# Challenge
Return only the number of lines in the entries below that hold the word "highlighted".

# Supplied information
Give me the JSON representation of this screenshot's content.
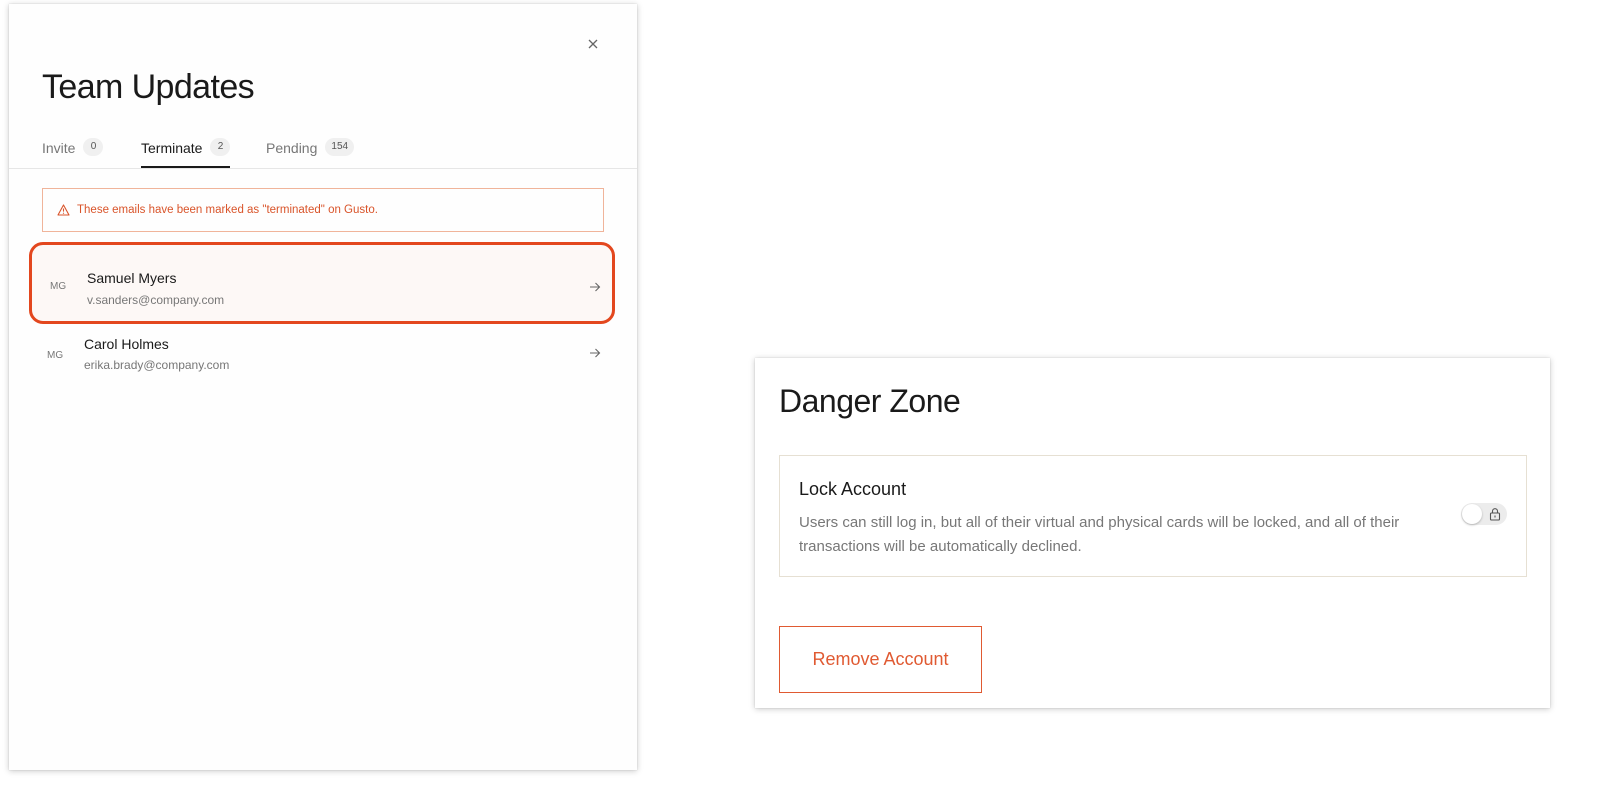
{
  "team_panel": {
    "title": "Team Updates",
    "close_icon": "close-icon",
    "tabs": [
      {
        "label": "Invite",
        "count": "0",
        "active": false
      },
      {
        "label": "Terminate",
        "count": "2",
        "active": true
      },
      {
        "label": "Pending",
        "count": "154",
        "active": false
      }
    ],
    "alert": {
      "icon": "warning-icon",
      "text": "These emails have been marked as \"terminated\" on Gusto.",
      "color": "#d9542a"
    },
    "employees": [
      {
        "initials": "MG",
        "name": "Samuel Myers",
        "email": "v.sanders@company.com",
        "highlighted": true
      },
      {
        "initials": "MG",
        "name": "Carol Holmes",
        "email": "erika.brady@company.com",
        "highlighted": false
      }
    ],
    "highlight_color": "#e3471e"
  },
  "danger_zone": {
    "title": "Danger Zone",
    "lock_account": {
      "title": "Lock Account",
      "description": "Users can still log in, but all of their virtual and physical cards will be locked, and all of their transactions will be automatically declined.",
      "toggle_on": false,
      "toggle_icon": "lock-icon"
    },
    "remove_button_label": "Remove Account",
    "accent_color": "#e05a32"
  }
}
...
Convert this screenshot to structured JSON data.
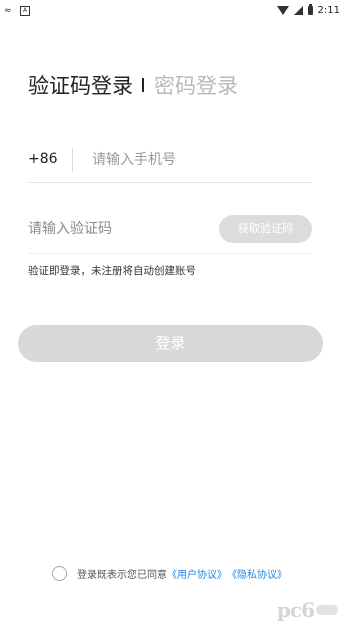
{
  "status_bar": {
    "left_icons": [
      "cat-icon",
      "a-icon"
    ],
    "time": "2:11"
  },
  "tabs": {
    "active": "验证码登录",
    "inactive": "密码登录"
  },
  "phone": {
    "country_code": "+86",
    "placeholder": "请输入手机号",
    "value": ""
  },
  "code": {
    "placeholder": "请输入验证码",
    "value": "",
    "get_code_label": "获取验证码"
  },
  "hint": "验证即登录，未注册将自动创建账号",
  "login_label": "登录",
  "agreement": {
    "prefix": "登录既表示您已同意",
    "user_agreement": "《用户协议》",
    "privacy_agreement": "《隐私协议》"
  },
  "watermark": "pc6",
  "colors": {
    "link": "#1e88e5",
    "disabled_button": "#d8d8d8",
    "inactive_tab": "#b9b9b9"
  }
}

# Reply to the exercise
2